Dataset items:
########

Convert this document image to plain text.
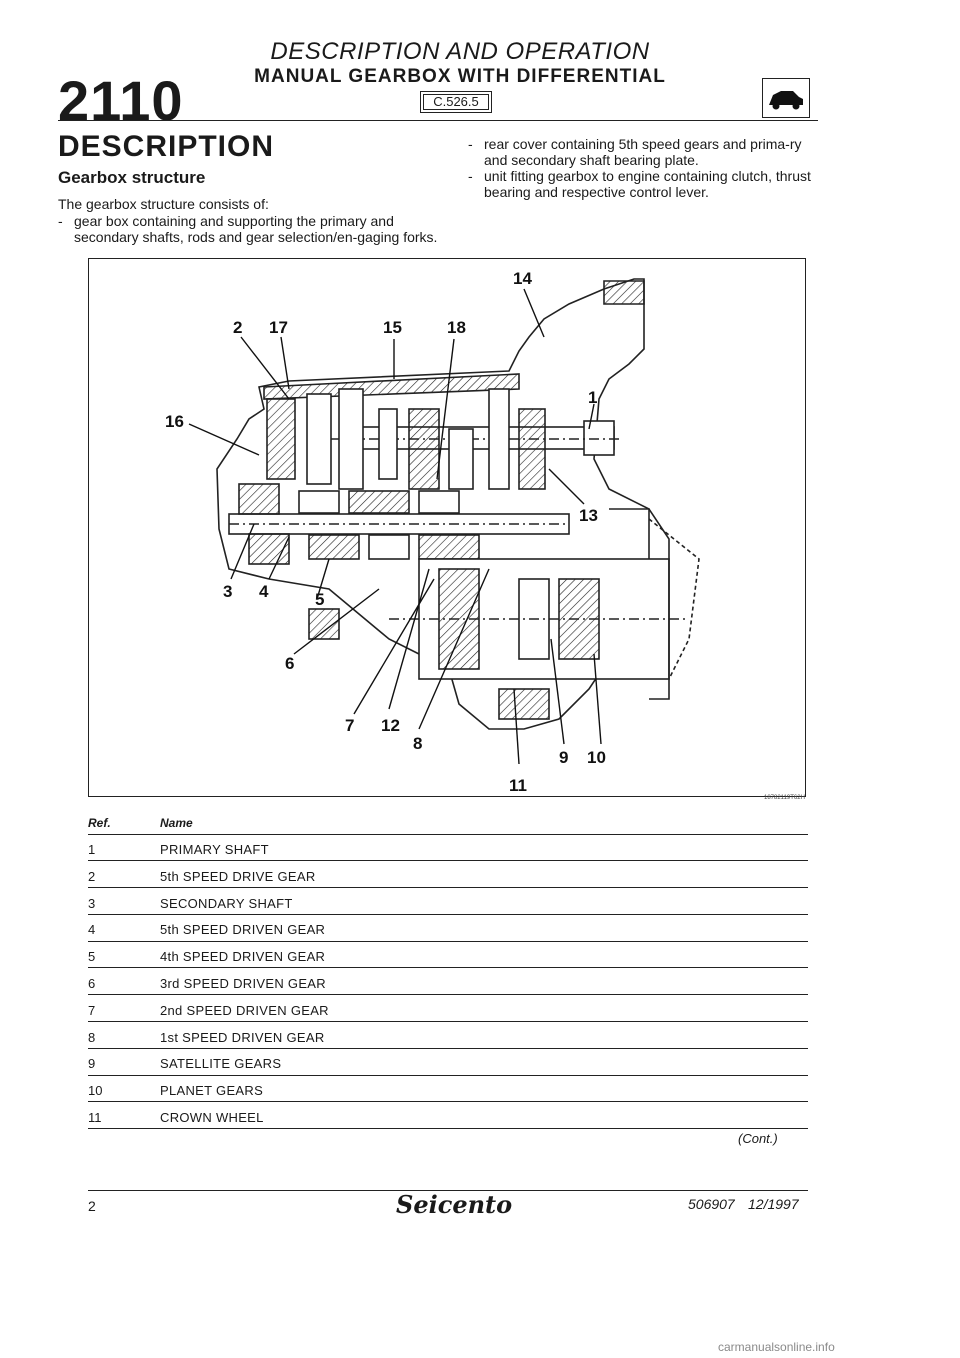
DESCRIPTION AND OPERATION
MANUAL GEARBOX WITH DIFFERENTIAL
C.526.5
2110
DESCRIPTION
Gearbox structure
The gearbox structure consists of:
- gear box containing and supporting the primary and secondary shafts, rods and gear selection/en-gaging forks.
- rear cover containing 5th speed gears and prima-ry and secondary shaft bearing plate.
- unit fitting gearbox to engine containing clutch, thrust bearing and respective control lever.
14
2 17	15	18
16
1
13
3 4	5
6
7 12
8
9 10
11
18782119T62H
Ref.	Name
1	PRIMARY SHAFT
2	5th SPEED DRIVE GEAR
3	SECONDARY SHAFT
4	5th SPEED DRIVEN GEAR
5	4th SPEED DRIVEN GEAR
6	3rd SPEED DRIVEN GEAR
7	2nd SPEED DRIVEN GEAR
8	1st SPEED DRIVEN GEAR
9	SATELLITE GEARS
10	PLANET GEARS
11	CROWN WHEEL
(Cont.)
2	Seicento	506907 12/1997
carmanualsonline.info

########

[Work to do] Exclude the pictures. Write out the remaining data exactly.

[Result of the task]
Convert this document image to plain text.
DESCRIPTION AND OPERATION
MANUAL GEARBOX WITH DIFFERENTIAL
C.526.5
2110
DESCRIPTION
Gearbox structure
The gearbox structure consists of:
- gear box containing and supporting the primary and secondary shafts, rods and gear selection/en-gaging forks.
- rear cover containing 5th speed gears and prima-ry and secondary shaft bearing plate.
- unit fitting gearbox to engine containing clutch, thrust bearing and respective control lever.
14
2 17	15	18
16
1
13
3 4	5
6
7 12
8
9 10
11
18782119T62H
Ref.	Name
1	PRIMARY SHAFT
2	5th SPEED DRIVE GEAR
3	SECONDARY SHAFT
4	5th SPEED DRIVEN GEAR
5	4th SPEED DRIVEN GEAR
6	3rd SPEED DRIVEN GEAR
7	2nd SPEED DRIVEN GEAR
8	1st SPEED DRIVEN GEAR
9	SATELLITE GEARS
10	PLANET GEARS
11	CROWN WHEEL
(Cont.)
2	Seicento	506907 12/1997
carmanualsonline.info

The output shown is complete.